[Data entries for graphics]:
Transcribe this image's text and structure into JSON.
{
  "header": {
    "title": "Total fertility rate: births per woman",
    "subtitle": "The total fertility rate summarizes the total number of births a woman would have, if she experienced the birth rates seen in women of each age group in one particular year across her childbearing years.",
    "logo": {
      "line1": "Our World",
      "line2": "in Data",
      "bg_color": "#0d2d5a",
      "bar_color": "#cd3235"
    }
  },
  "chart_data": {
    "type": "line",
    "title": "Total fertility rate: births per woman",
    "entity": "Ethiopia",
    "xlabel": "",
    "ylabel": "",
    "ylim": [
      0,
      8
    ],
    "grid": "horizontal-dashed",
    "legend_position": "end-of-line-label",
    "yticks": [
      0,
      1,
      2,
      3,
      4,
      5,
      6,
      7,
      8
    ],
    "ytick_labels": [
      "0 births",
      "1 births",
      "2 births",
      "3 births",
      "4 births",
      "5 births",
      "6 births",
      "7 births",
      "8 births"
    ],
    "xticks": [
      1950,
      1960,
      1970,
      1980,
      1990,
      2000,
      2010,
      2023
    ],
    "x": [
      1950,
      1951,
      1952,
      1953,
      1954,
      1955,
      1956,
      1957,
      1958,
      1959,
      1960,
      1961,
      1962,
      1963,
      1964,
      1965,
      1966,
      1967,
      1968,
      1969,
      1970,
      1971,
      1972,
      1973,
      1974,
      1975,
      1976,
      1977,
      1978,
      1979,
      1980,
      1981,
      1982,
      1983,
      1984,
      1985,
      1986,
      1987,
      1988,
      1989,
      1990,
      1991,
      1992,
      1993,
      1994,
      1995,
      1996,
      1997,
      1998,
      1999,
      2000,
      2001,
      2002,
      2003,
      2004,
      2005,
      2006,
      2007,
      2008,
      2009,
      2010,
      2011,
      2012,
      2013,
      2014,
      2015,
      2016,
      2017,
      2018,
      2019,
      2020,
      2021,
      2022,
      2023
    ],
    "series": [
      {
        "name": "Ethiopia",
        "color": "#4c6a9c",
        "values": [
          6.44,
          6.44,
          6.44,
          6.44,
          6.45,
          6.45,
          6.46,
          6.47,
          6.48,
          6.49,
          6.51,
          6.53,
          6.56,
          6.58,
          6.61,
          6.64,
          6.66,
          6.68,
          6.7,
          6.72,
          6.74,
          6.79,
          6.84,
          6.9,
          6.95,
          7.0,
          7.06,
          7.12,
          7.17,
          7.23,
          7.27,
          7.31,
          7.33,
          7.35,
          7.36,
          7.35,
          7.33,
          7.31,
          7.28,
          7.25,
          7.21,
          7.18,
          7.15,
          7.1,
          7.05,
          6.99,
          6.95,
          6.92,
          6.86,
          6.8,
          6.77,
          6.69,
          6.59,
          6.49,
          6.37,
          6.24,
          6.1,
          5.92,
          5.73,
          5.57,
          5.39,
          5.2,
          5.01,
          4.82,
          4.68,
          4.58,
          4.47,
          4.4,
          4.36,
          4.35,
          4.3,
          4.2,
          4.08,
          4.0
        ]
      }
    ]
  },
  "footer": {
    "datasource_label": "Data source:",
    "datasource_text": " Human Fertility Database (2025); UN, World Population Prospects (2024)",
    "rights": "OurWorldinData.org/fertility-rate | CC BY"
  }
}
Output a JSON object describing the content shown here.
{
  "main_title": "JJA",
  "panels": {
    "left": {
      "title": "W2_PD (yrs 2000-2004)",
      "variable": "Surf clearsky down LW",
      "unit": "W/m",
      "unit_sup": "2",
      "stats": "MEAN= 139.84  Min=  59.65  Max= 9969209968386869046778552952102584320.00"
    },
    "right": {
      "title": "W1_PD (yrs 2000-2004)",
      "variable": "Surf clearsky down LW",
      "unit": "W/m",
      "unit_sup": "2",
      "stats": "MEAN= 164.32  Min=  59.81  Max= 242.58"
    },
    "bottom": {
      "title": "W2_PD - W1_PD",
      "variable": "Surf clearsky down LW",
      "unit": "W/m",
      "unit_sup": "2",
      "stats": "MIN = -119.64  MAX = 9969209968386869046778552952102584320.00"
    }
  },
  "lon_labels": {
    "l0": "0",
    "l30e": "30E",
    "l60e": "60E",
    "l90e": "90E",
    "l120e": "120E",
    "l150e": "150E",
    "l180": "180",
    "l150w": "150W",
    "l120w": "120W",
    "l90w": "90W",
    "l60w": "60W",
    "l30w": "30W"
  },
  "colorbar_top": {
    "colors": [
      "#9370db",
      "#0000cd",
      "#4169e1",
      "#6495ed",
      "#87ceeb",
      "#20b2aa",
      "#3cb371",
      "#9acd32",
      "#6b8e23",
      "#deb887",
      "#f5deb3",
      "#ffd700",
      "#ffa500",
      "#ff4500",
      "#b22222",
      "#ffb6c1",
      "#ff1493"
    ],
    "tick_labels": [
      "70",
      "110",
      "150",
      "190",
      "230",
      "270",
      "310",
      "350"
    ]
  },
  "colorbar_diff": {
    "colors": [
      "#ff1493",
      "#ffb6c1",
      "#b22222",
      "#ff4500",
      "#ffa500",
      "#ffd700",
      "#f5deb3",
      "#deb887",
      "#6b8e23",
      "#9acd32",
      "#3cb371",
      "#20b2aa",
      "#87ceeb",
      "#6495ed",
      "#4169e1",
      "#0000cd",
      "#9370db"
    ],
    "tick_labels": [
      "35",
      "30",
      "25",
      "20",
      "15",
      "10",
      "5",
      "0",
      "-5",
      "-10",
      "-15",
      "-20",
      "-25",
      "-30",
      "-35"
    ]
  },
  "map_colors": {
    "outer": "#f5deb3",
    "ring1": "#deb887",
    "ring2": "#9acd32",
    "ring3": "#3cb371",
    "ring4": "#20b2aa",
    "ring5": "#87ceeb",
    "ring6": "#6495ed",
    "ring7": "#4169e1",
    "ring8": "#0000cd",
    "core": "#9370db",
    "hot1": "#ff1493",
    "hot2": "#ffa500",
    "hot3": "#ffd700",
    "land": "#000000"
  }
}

[AIM]:
Gather from the records above every line containing the string "births".

[SOLUTION TO THIS EXERCISE]:
    "title": "Total fertility rate: births per woman",
    "subtitle": "The total fertility rate summarizes the total number of births a woman would have, if she experienced the birth rates seen in women of each age group in one particular year across her childbearing years.",
    "title": "Total fertility rate: births per woman",
      "0 births",
      "1 births",
      "2 births",
      "3 births",
      "4 births",
      "5 births",
      "6 births",
      "7 births",
      "8 births"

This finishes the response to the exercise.